** Start Stored rows **

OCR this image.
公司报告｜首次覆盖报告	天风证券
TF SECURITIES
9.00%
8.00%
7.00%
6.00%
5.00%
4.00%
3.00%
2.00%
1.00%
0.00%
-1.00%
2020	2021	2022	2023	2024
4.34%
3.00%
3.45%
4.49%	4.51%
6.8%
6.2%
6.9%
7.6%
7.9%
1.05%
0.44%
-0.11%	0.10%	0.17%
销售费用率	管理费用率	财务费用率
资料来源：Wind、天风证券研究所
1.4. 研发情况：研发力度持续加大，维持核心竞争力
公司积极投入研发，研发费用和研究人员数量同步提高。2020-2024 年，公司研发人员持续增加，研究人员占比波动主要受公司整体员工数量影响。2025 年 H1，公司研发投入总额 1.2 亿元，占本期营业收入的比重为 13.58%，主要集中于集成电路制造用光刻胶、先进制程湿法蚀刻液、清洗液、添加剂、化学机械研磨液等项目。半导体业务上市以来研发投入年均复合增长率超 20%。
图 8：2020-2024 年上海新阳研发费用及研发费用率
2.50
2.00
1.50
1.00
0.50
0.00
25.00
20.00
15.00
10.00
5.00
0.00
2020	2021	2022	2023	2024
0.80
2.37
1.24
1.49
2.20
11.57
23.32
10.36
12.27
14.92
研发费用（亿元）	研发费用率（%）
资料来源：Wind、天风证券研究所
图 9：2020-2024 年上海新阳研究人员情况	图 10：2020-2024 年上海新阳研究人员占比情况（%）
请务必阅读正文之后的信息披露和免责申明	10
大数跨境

** End Stored rows **

# [Required task]
Faithfully reproduce all of the records, character for character.

# [Worked answer]
OCR this image.
公司报告｜首次覆盖报告	天风证券
TF SECURITIES
9.00%
8.00%
7.00%
6.00%
5.00%
4.00%
3.00%
2.00%
1.00%
0.00%
-1.00%
2020	2021	2022	2023	2024
4.34%
3.00%
3.45%
4.49%	4.51%
6.8%
6.2%
6.9%
7.6%
7.9%
1.05%
0.44%
-0.11%	0.10%	0.17%
销售费用率	管理费用率	财务费用率
资料来源：Wind、天风证券研究所
1.4. 研发情况：研发力度持续加大，维持核心竞争力
公司积极投入研发，研发费用和研究人员数量同步提高。2020-2024 年，公司研发人员持续增加，研究人员占比波动主要受公司整体员工数量影响。2025 年 H1，公司研发投入总额 1.2 亿元，占本期营业收入的比重为 13.58%，主要集中于集成电路制造用光刻胶、先进制程湿法蚀刻液、清洗液、添加剂、化学机械研磨液等项目。半导体业务上市以来研发投入年均复合增长率超 20%。
图 8：2020-2024 年上海新阳研发费用及研发费用率
2.50
2.00
1.50
1.00
0.50
0.00
25.00
20.00
15.00
10.00
5.00
0.00
2020	2021	2022	2023	2024
0.80
2.37
1.24
1.49
2.20
11.57
23.32
10.36
12.27
14.92
研发费用（亿元）	研发费用率（%）
资料来源：Wind、天风证券研究所
图 9：2020-2024 年上海新阳研究人员情况	图 10：2020-2024 年上海新阳研究人员占比情况（%）
请务必阅读正文之后的信息披露和免责申明	10
大数跨境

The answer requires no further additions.